(Recorded data)
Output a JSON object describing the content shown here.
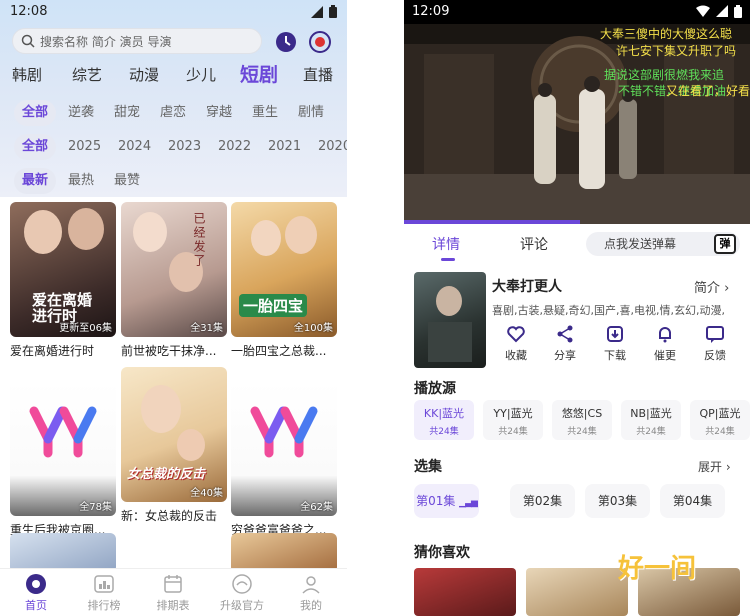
{
  "left": {
    "status_time": "12:08",
    "search_placeholder": "搜索名称 简介 演员 导演",
    "channels": [
      "韩剧",
      "综艺",
      "动漫",
      "少儿",
      "短剧",
      "直播"
    ],
    "active_channel": "短剧",
    "genres": [
      "全部",
      "逆袭",
      "甜宠",
      "虐恋",
      "穿越",
      "重生",
      "剧情"
    ],
    "years": [
      "全部",
      "2025",
      "2024",
      "2023",
      "2022",
      "2021",
      "2020"
    ],
    "sorts": [
      "最新",
      "最热",
      "最赞"
    ],
    "cards": [
      {
        "title": "爱在离婚进行时",
        "badge": "更新至06集"
      },
      {
        "title": "前世被吃干抹净...",
        "badge": "全31集"
      },
      {
        "title": "一胎四宝之总裁...",
        "badge": "全100集"
      },
      {
        "title": "重生后我被京圈...",
        "badge": "全78集"
      },
      {
        "title": "新：女总裁的反击",
        "badge": "全40集"
      },
      {
        "title": "穷爸爸富爸爸之...",
        "badge": "全62集"
      }
    ],
    "poster_texts": [
      "爱在离婚进行时",
      "已经发了",
      "一胎四宝",
      "女总裁的反击"
    ],
    "nav": [
      "首页",
      "排行榜",
      "排期表",
      "升级官方",
      "我的"
    ]
  },
  "right": {
    "status_time": "12:09",
    "danmaku": [
      "大奉三傻中的大傻这么聪",
      "许七安下集又升职了吗",
      "据说这部剧很燃我来追",
      "不错不错，继续加油",
      "又在看了，好看"
    ],
    "tabs": [
      "详情",
      "评论"
    ],
    "danmu_placeholder": "点我发送弹幕",
    "danmu_toggle": "弹",
    "title": "大奉打更人",
    "intro_label": "简介",
    "tags": "喜剧,古装,悬疑,奇幻,国产,喜,电视,情,玄幻,动漫,",
    "actions": [
      "收藏",
      "分享",
      "下载",
      "催更",
      "反馈"
    ],
    "sources_label": "播放源",
    "sources": [
      {
        "name": "KK|蓝光",
        "count": "共24集"
      },
      {
        "name": "YY|蓝光",
        "count": "共24集"
      },
      {
        "name": "悠悠|CS",
        "count": "共24集"
      },
      {
        "name": "NB|蓝光",
        "count": "共24集"
      },
      {
        "name": "QP|蓝光",
        "count": "共24集"
      }
    ],
    "episodes_label": "选集",
    "expand_label": "展开",
    "episodes": [
      "第01集",
      "第02集",
      "第03集",
      "第04集"
    ],
    "guess_label": "猜你喜欢",
    "watermark": "好一间"
  },
  "colors": {
    "accent": "#6b47d8"
  }
}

▶ Job
Extract every line of the data exactly; pictures stay out.

▶ Task response
Output a JSON object describing the content shown here.
{
  "left": {
    "status_time": "12:08",
    "search_placeholder": "搜索名称 简介 演员 导演",
    "channels": [
      "韩剧",
      "综艺",
      "动漫",
      "少儿",
      "短剧",
      "直播"
    ],
    "active_channel": "短剧",
    "genres": [
      "全部",
      "逆袭",
      "甜宠",
      "虐恋",
      "穿越",
      "重生",
      "剧情"
    ],
    "years": [
      "全部",
      "2025",
      "2024",
      "2023",
      "2022",
      "2021",
      "2020"
    ],
    "sorts": [
      "最新",
      "最热",
      "最赞"
    ],
    "cards": [
      {
        "title": "爱在离婚进行时",
        "badge": "更新至06集"
      },
      {
        "title": "前世被吃干抹净...",
        "badge": "全31集"
      },
      {
        "title": "一胎四宝之总裁...",
        "badge": "全100集"
      },
      {
        "title": "重生后我被京圈...",
        "badge": "全78集"
      },
      {
        "title": "新：女总裁的反击",
        "badge": "全40集"
      },
      {
        "title": "穷爸爸富爸爸之...",
        "badge": "全62集"
      }
    ],
    "poster_texts": [
      "爱在离婚进行时",
      "已经发了",
      "一胎四宝",
      "女总裁的反击"
    ],
    "nav": [
      "首页",
      "排行榜",
      "排期表",
      "升级官方",
      "我的"
    ]
  },
  "right": {
    "status_time": "12:09",
    "danmaku": [
      "大奉三傻中的大傻这么聪",
      "许七安下集又升职了吗",
      "据说这部剧很燃我来追",
      "不错不错，继续加油",
      "又在看了，好看"
    ],
    "tabs": [
      "详情",
      "评论"
    ],
    "danmu_placeholder": "点我发送弹幕",
    "danmu_toggle": "弹",
    "title": "大奉打更人",
    "intro_label": "简介",
    "tags": "喜剧,古装,悬疑,奇幻,国产,喜,电视,情,玄幻,动漫,",
    "actions": [
      "收藏",
      "分享",
      "下载",
      "催更",
      "反馈"
    ],
    "sources_label": "播放源",
    "sources": [
      {
        "name": "KK|蓝光",
        "count": "共24集"
      },
      {
        "name": "YY|蓝光",
        "count": "共24集"
      },
      {
        "name": "悠悠|CS",
        "count": "共24集"
      },
      {
        "name": "NB|蓝光",
        "count": "共24集"
      },
      {
        "name": "QP|蓝光",
        "count": "共24集"
      }
    ],
    "episodes_label": "选集",
    "expand_label": "展开",
    "episodes": [
      "第01集",
      "第02集",
      "第03集",
      "第04集"
    ],
    "guess_label": "猜你喜欢",
    "watermark": "好一间"
  },
  "colors": {
    "accent": "#6b47d8"
  }
}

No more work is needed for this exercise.